■ **Document segment**
Cryptography
Updated Sat, 03 Sep 2022 22:04:57 GMT

# What is / How would I calculate the number of bits(?) I need to make the probability of a collision very small?

If I wanted to create a TOTP-esque algorithm that generated a string n characters long, with each character being a base64 character, generated from a user secret r Base64 characters long, every s seconds, for each of u number of users, where the probability of collision is very small, how would I calculate the length of the string that was needed?

In case my wording is bad (I'm new to this), here's an example: Say it's generated every 30 seconds from the user's secret, I have 100,000,000 users, the algorithm output is 8 characters long, and the secret for each user is a 32 character Base64 string randomly generated when the user signed up. What would the probability be that two users got the same algorithm output as each other in any one 30s* period? How would I figure out how many characters I would need to make it a one in a million chance?

* Like TOTP, for all users, the 30s period would be the same, i.e. between seconds 0-29 or 30-59 on the clock.

## Solution

If I wanted to create a TOTP-esque algorithm that generated a string n characters long, with each character being a base64 character, generated from a user secret r Base64 characters long, every s seconds, for each of u number of users, where the probability of collision is very small, how would I calculate the length of the string that was needed?

Well, the probability that two specific users get the same r secret is $$2^{-6r}$$; there are $$u(u-1)/2$$ distinct pairs of users, hence the probability that there exists a pair somewhere with the same secret is no more than $$2^{-6r} u(u-1)/2$$ - with the values of $$r, u$$ you mentioned ($$r=32, u=100,000,000$$), this is tiny (circa $$2^{-138.8}$$, and so we can safely ignore that.

■ **Data extract**
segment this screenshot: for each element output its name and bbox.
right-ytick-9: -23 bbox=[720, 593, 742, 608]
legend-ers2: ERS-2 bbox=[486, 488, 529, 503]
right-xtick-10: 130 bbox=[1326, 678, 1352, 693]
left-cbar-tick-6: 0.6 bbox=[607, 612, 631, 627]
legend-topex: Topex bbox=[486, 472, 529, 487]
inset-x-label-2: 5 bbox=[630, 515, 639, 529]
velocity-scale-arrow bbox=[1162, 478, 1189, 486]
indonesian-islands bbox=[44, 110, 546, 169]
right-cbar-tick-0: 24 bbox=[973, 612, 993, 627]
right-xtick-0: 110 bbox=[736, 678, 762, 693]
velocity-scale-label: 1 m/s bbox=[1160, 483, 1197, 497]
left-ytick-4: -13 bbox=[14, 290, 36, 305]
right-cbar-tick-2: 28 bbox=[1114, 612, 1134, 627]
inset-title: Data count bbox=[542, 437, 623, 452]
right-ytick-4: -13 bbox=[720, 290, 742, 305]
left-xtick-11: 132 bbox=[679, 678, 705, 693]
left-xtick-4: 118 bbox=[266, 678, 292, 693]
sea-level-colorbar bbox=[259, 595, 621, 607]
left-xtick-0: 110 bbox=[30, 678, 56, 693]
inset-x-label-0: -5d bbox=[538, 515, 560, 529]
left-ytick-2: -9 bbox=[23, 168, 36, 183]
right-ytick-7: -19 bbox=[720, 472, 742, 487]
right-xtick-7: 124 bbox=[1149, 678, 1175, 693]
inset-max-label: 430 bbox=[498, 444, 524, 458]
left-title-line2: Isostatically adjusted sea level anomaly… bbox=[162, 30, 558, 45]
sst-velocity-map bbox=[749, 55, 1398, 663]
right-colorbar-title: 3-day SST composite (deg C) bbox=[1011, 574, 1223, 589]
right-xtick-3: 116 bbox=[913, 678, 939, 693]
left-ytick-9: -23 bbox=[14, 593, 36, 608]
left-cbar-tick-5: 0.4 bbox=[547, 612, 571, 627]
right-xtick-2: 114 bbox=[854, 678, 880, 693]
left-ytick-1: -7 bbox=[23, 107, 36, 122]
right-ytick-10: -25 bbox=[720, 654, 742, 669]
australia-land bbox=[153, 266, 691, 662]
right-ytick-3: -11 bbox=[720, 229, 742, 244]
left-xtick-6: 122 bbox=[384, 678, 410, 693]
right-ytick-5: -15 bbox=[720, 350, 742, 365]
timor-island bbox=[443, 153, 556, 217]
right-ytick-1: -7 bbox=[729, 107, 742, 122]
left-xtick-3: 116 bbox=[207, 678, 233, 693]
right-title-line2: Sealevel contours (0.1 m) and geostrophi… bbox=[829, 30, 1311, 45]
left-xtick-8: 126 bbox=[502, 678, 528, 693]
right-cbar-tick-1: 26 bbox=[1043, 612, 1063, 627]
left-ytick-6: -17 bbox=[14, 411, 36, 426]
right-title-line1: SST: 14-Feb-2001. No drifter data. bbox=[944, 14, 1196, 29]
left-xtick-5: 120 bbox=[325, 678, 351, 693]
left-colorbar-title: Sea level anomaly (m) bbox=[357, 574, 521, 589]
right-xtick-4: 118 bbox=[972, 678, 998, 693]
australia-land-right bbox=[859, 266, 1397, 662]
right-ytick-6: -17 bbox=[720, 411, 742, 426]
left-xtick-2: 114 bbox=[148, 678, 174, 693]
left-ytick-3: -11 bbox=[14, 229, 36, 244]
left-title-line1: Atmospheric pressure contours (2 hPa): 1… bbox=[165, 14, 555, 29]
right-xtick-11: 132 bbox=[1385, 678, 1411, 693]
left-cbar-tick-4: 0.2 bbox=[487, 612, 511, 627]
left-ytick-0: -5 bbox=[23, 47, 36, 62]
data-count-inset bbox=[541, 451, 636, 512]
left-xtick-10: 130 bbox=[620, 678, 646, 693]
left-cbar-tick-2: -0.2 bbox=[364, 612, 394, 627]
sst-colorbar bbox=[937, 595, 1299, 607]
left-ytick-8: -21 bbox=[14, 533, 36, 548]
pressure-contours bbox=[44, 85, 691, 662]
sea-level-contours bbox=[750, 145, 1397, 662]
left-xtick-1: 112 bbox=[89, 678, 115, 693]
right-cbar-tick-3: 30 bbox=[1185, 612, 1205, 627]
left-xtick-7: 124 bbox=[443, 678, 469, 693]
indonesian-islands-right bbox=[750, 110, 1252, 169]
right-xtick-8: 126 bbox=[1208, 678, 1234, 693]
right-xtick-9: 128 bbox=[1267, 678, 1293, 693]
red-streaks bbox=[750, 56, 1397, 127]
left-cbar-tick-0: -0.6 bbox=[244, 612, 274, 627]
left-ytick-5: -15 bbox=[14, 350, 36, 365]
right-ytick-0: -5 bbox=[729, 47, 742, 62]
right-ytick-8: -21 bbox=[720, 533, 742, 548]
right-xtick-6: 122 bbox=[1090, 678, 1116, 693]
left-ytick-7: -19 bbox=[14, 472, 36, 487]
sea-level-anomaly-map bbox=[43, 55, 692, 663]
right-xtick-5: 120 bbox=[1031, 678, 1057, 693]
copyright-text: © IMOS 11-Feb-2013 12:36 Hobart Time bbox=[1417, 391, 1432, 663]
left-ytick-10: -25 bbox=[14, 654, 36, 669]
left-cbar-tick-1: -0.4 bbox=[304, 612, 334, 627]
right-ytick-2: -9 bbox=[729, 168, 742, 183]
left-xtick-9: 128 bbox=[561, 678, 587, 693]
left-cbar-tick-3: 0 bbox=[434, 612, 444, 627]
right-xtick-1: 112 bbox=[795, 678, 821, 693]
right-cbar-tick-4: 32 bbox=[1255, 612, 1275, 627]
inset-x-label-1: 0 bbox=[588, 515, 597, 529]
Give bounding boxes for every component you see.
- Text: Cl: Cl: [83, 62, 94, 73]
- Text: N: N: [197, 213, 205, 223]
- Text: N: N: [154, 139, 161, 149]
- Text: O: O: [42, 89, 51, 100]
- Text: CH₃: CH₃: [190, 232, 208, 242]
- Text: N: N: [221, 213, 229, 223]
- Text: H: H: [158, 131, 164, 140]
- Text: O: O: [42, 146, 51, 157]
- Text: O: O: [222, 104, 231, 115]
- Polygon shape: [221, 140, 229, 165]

■ **What needs to be done**
Continue the collision-probability thread from its last sentence, carrying the solution forward.

■ **Result below**
Now, the probability that, during a specific s second time interval, that two specific users get the same n character sequence is $$2^{-6n}$$; again, there are $$u(u-1)/2$$ distinct pairs of users, hence the probability that there exists a pair somewhere with the same output is no more than $$2^{-6n} u(u-1)/2$$

Now, you suggest $$n=8$$, if you plug that into the above equation with $$u=100,000,000$$, you get a value larger than 1 (hence that provides no meaningful bound on the collision probability, and in practice means that there likely exists several collisions).

To deduce what $$n$$ would need to be to make the probability bounded by $$10^{-6}$$, we would need to solve the problem $$10^{-6} \ge 2^{-6n} u(u-1)/2$$; solving this numerically for $$u=100,000,000$$ gives $$n \ge 12.014...$$; that is, an $$n$$ of 12 isn't quite enough to give you the probability you're looking for (but it's close).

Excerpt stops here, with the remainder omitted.